▸ TASK BRIEF
Report how many lines of the entries below contain the word "djrk", and nothing more.

▸ DATA SHOWN
————————
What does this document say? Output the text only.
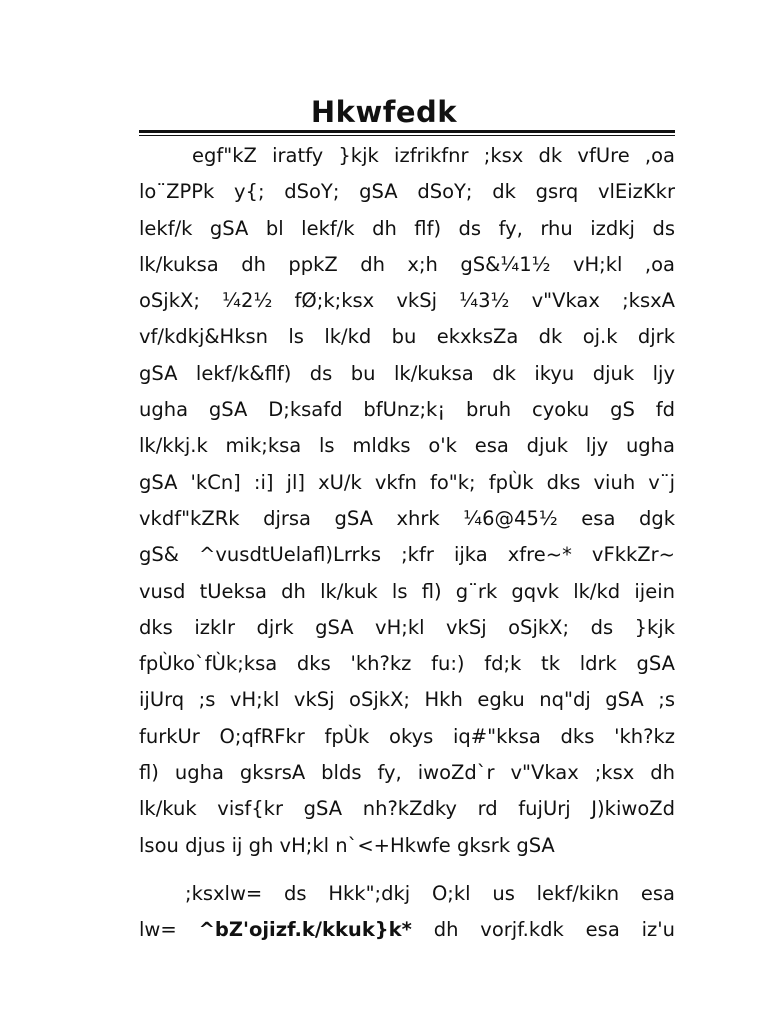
Hkwfedk
egf"kZ iratfy }kjk izfrikfnr ;ksx dk vfUre ,oa
lo¨ZPPk y{; dSoY; gSA dSoY; dk gsrq vlEizKkr
lekf/k gSA bl lekf/k dh flf) ds fy, rhu izdkj ds
lk/kuksa dh ppkZ dh x;h gS&¼1½ vH;kl ,oa
oSjkX; ¼2½ fØ;k;ksx vkSj ¼3½ v"Vkax ;ksxA
vf/kdkj&Hksn ls lk/kd bu ekxksZa dk oj.k djrk
gSA lekf/k&flf) ds bu lk/kuksa dk ikyu djuk ljy
ugha gSA D;ksafd bfUnz;k¡ bruh cyoku gS fd
lk/kkj.k mik;ksa ls mldks o'k esa djuk ljy ugha
gSA 'kCn] :i] jl] xU/k vkfn fo"k; fpÙk dks viuh v¨j
vkdf"kZRk djrsa gSA xhrk ¼6@45½ esa dgk
gS& ^vusdtUelafl)Lrrks ;kfr ijka xfre~* vFkkZr~
vusd tUeksa dh lk/kuk ls fl) g¨rk gqvk lk/kd ijein
dks izkIr djrk gSA vH;kl vkSj oSjkX; ds }kjk
fpÙko`fÙk;ksa dks 'kh?kz fu:) fd;k tk ldrk gSA
ijUrq ;s vH;kl vkSj oSjkX; Hkh egku nq"dj gSA ;s
furkUr O;qfRFkr fpÙk okys iq#"kksa dks 'kh?kz
fl) ugha gksrsA blds fy, iwoZd`r v"Vkax ;ksx dh
lk/kuk visf{kr gSA nh?kZdky rd fujUrj J)kiwoZd
lsou djus ij gh vH;kl n`<+Hkwfe gksrk gSA
;ksxlw= ds Hkk";dkj O;kl us lekf/kikn esa
lw= ^bZ'ojizf.k/kkuk}k* dh vorjf.kdk esa iz'u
————————
▸ RESULT OF THIS EXERCISE
2